EXTRACTED RECORDS:
──────
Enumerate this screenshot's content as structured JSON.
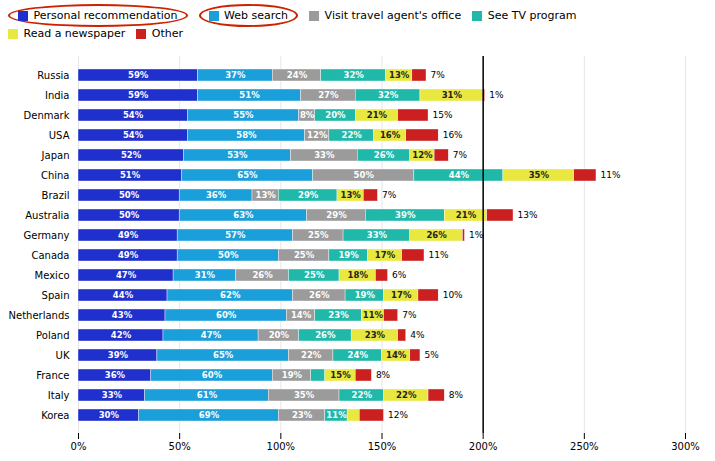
{
  "chart_data": {
    "type": "bar",
    "orientation": "horizontal",
    "stacked": true,
    "data_labels": true,
    "grid": true,
    "legend": "top",
    "categories": [
      "Russia",
      "India",
      "Denmark",
      "USA",
      "Japan",
      "China",
      "Brazil",
      "Australia",
      "Germany",
      "Canada",
      "Mexico",
      "Spain",
      "Netherlands",
      "Poland",
      "UK",
      "France",
      "Italy",
      "Korea"
    ],
    "series": [
      {
        "name": "Personal recommendation",
        "color": "#2030CC",
        "values": [
          59,
          59,
          54,
          54,
          52,
          51,
          50,
          50,
          49,
          49,
          47,
          44,
          43,
          42,
          39,
          36,
          33,
          30
        ],
        "value_labels": [
          "59%",
          "59%",
          "54%",
          "54%",
          "52%",
          "51%",
          "50%",
          "50%",
          "49%",
          "49%",
          "47%",
          "44%",
          "43%",
          "42%",
          "39%",
          "36%",
          "33%",
          "30%"
        ]
      },
      {
        "name": "Web search",
        "color": "#1A9FDA",
        "values": [
          37,
          51,
          55,
          58,
          53,
          65,
          36,
          63,
          57,
          50,
          31,
          62,
          60,
          47,
          65,
          60,
          61,
          69
        ],
        "value_labels": [
          "37%",
          "51%",
          "55%",
          "58%",
          "53%",
          "65%",
          "36%",
          "63%",
          "57%",
          "50%",
          "31%",
          "62%",
          "60%",
          "47%",
          "65%",
          "60%",
          "61%",
          "69%"
        ]
      },
      {
        "name": "Visit travel agent's office",
        "color": "#9B9B9B",
        "values": [
          24,
          27,
          8,
          12,
          33,
          50,
          13,
          29,
          25,
          25,
          26,
          26,
          14,
          20,
          22,
          19,
          35,
          23
        ],
        "value_labels": [
          "24%",
          "27%",
          "8%",
          "12%",
          "33%",
          "50%",
          "13%",
          "29%",
          "25%",
          "25%",
          "26%",
          "26%",
          "14%",
          "20%",
          "22%",
          "19%",
          "35%",
          "23%"
        ]
      },
      {
        "name": "See TV program",
        "color": "#20B8A8",
        "values": [
          32,
          32,
          20,
          22,
          26,
          44,
          29,
          39,
          33,
          19,
          25,
          19,
          23,
          26,
          24,
          7,
          22,
          11
        ],
        "value_labels": [
          "32%",
          "32%",
          "20%",
          "22%",
          "26%",
          "44%",
          "29%",
          "39%",
          "33%",
          "19%",
          "25%",
          "19%",
          "23%",
          "26%",
          "24%",
          null,
          "22%",
          "11%"
        ]
      },
      {
        "name": "Read a newspaper",
        "color": "#E8E840",
        "values": [
          13,
          31,
          21,
          16,
          12,
          35,
          13,
          21,
          26,
          17,
          18,
          17,
          11,
          23,
          14,
          15,
          22,
          6
        ],
        "value_labels": [
          "13%",
          "31%",
          "21%",
          "16%",
          "12%",
          "35%",
          "13%",
          "21%",
          "26%",
          "17%",
          "18%",
          "17%",
          "11%",
          "23%",
          "14%",
          "15%",
          "22%",
          null
        ]
      },
      {
        "name": "Other",
        "color": "#CC2020",
        "values": [
          7,
          1,
          15,
          16,
          7,
          11,
          7,
          13,
          1,
          11,
          6,
          10,
          7,
          4,
          5,
          8,
          8,
          12
        ],
        "value_labels": [
          "7%",
          "1%",
          "15%",
          "16%",
          "7%",
          "11%",
          "7%",
          "13%",
          "1%",
          "11%",
          "6%",
          "10%",
          "7%",
          "4%",
          "5%",
          "8%",
          "8%",
          "12%"
        ]
      }
    ],
    "xlim": [
      0,
      300
    ],
    "xticks": [
      {
        "value": 0,
        "label": "0%"
      },
      {
        "value": 50,
        "label": "50%"
      },
      {
        "value": 100,
        "label": "100%"
      },
      {
        "value": 150,
        "label": "150%"
      },
      {
        "value": 200,
        "label": "200%"
      },
      {
        "value": 250,
        "label": "250%"
      },
      {
        "value": 300,
        "label": "300%"
      }
    ],
    "annotations": [
      {
        "type": "line",
        "x": 200
      }
    ]
  }
}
──────
TASK OBJECTIVE: Replicate the material above verbatim; images stay out of the copy.

EXPECTED ANSWER:
Enumerate this screenshot's content as structured JSON.
{
  "chart_data": {
    "type": "bar",
    "orientation": "horizontal",
    "stacked": true,
    "data_labels": true,
    "grid": true,
    "legend": "top",
    "categories": [
      "Russia",
      "India",
      "Denmark",
      "USA",
      "Japan",
      "China",
      "Brazil",
      "Australia",
      "Germany",
      "Canada",
      "Mexico",
      "Spain",
      "Netherlands",
      "Poland",
      "UK",
      "France",
      "Italy",
      "Korea"
    ],
    "series": [
      {
        "name": "Personal recommendation",
        "color": "#2030CC",
        "values": [
          59,
          59,
          54,
          54,
          52,
          51,
          50,
          50,
          49,
          49,
          47,
          44,
          43,
          42,
          39,
          36,
          33,
          30
        ],
        "value_labels": [
          "59%",
          "59%",
          "54%",
          "54%",
          "52%",
          "51%",
          "50%",
          "50%",
          "49%",
          "49%",
          "47%",
          "44%",
          "43%",
          "42%",
          "39%",
          "36%",
          "33%",
          "30%"
        ]
      },
      {
        "name": "Web search",
        "color": "#1A9FDA",
        "values": [
          37,
          51,
          55,
          58,
          53,
          65,
          36,
          63,
          57,
          50,
          31,
          62,
          60,
          47,
          65,
          60,
          61,
          69
        ],
        "value_labels": [
          "37%",
          "51%",
          "55%",
          "58%",
          "53%",
          "65%",
          "36%",
          "63%",
          "57%",
          "50%",
          "31%",
          "62%",
          "60%",
          "47%",
          "65%",
          "60%",
          "61%",
          "69%"
        ]
      },
      {
        "name": "Visit travel agent's office",
        "color": "#9B9B9B",
        "values": [
          24,
          27,
          8,
          12,
          33,
          50,
          13,
          29,
          25,
          25,
          26,
          26,
          14,
          20,
          22,
          19,
          35,
          23
        ],
        "value_labels": [
          "24%",
          "27%",
          "8%",
          "12%",
          "33%",
          "50%",
          "13%",
          "29%",
          "25%",
          "25%",
          "26%",
          "26%",
          "14%",
          "20%",
          "22%",
          "19%",
          "35%",
          "23%"
        ]
      },
      {
        "name": "See TV program",
        "color": "#20B8A8",
        "values": [
          32,
          32,
          20,
          22,
          26,
          44,
          29,
          39,
          33,
          19,
          25,
          19,
          23,
          26,
          24,
          7,
          22,
          11
        ],
        "value_labels": [
          "32%",
          "32%",
          "20%",
          "22%",
          "26%",
          "44%",
          "29%",
          "39%",
          "33%",
          "19%",
          "25%",
          "19%",
          "23%",
          "26%",
          "24%",
          null,
          "22%",
          "11%"
        ]
      },
      {
        "name": "Read a newspaper",
        "color": "#E8E840",
        "values": [
          13,
          31,
          21,
          16,
          12,
          35,
          13,
          21,
          26,
          17,
          18,
          17,
          11,
          23,
          14,
          15,
          22,
          6
        ],
        "value_labels": [
          "13%",
          "31%",
          "21%",
          "16%",
          "12%",
          "35%",
          "13%",
          "21%",
          "26%",
          "17%",
          "18%",
          "17%",
          "11%",
          "23%",
          "14%",
          "15%",
          "22%",
          null
        ]
      },
      {
        "name": "Other",
        "color": "#CC2020",
        "values": [
          7,
          1,
          15,
          16,
          7,
          11,
          7,
          13,
          1,
          11,
          6,
          10,
          7,
          4,
          5,
          8,
          8,
          12
        ],
        "value_labels": [
          "7%",
          "1%",
          "15%",
          "16%",
          "7%",
          "11%",
          "7%",
          "13%",
          "1%",
          "11%",
          "6%",
          "10%",
          "7%",
          "4%",
          "5%",
          "8%",
          "8%",
          "12%"
        ]
      }
    ],
    "xlim": [
      0,
      300
    ],
    "xticks": [
      {
        "value": 0,
        "label": "0%"
      },
      {
        "value": 50,
        "label": "50%"
      },
      {
        "value": 100,
        "label": "100%"
      },
      {
        "value": 150,
        "label": "150%"
      },
      {
        "value": 200,
        "label": "200%"
      },
      {
        "value": 250,
        "label": "250%"
      },
      {
        "value": 300,
        "label": "300%"
      }
    ],
    "annotations": [
      {
        "type": "line",
        "x": 200
      }
    ]
  }
}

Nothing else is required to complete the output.